**Written exercise:** Your task is to retype each line of the data below exactly.
-- START Data for this task --
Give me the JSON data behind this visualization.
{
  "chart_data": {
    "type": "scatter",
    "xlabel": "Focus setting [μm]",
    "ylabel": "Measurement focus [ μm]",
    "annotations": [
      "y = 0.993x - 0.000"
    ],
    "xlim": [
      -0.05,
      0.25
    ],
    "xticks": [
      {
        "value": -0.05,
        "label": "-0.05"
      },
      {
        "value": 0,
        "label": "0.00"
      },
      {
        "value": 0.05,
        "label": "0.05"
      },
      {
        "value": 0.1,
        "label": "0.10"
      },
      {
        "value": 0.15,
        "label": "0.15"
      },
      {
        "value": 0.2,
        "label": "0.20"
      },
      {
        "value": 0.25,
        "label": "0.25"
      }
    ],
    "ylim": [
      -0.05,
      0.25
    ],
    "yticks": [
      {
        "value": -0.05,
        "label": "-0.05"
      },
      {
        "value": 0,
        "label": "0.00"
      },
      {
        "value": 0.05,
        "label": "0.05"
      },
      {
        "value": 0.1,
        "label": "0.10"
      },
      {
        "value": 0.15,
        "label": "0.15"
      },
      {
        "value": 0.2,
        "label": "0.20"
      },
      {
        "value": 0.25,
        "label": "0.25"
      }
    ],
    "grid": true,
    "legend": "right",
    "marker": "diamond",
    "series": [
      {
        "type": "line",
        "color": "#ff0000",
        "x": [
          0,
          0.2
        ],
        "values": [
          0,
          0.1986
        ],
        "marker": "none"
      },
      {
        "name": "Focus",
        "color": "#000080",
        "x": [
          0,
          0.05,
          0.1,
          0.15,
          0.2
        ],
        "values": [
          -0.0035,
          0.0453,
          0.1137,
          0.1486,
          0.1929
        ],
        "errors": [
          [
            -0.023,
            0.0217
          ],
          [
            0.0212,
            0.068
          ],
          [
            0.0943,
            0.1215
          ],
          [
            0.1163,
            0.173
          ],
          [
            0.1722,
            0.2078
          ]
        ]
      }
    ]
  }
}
-- END Data for this task --
**Solution:**
Give me the JSON data behind this visualization.
{
  "chart_data": {
    "type": "scatter",
    "xlabel": "Focus setting [μm]",
    "ylabel": "Measurement focus [ μm]",
    "annotations": [
      "y = 0.993x - 0.000"
    ],
    "xlim": [
      -0.05,
      0.25
    ],
    "xticks": [
      {
        "value": -0.05,
        "label": "-0.05"
      },
      {
        "value": 0,
        "label": "0.00"
      },
      {
        "value": 0.05,
        "label": "0.05"
      },
      {
        "value": 0.1,
        "label": "0.10"
      },
      {
        "value": 0.15,
        "label": "0.15"
      },
      {
        "value": 0.2,
        "label": "0.20"
      },
      {
        "value": 0.25,
        "label": "0.25"
      }
    ],
    "ylim": [
      -0.05,
      0.25
    ],
    "yticks": [
      {
        "value": -0.05,
        "label": "-0.05"
      },
      {
        "value": 0,
        "label": "0.00"
      },
      {
        "value": 0.05,
        "label": "0.05"
      },
      {
        "value": 0.1,
        "label": "0.10"
      },
      {
        "value": 0.15,
        "label": "0.15"
      },
      {
        "value": 0.2,
        "label": "0.20"
      },
      {
        "value": 0.25,
        "label": "0.25"
      }
    ],
    "grid": true,
    "legend": "right",
    "marker": "diamond",
    "series": [
      {
        "type": "line",
        "color": "#ff0000",
        "x": [
          0,
          0.2
        ],
        "values": [
          0,
          0.1986
        ],
        "marker": "none"
      },
      {
        "name": "Focus",
        "color": "#000080",
        "x": [
          0,
          0.05,
          0.1,
          0.15,
          0.2
        ],
        "values": [
          -0.0035,
          0.0453,
          0.1137,
          0.1486,
          0.1929
        ],
        "errors": [
          [
            -0.023,
            0.0217
          ],
          [
            0.0212,
            0.068
          ],
          [
            0.0943,
            0.1215
          ],
          [
            0.1163,
            0.173
          ],
          [
            0.1722,
            0.2078
          ]
        ]
      }
    ]
  }
}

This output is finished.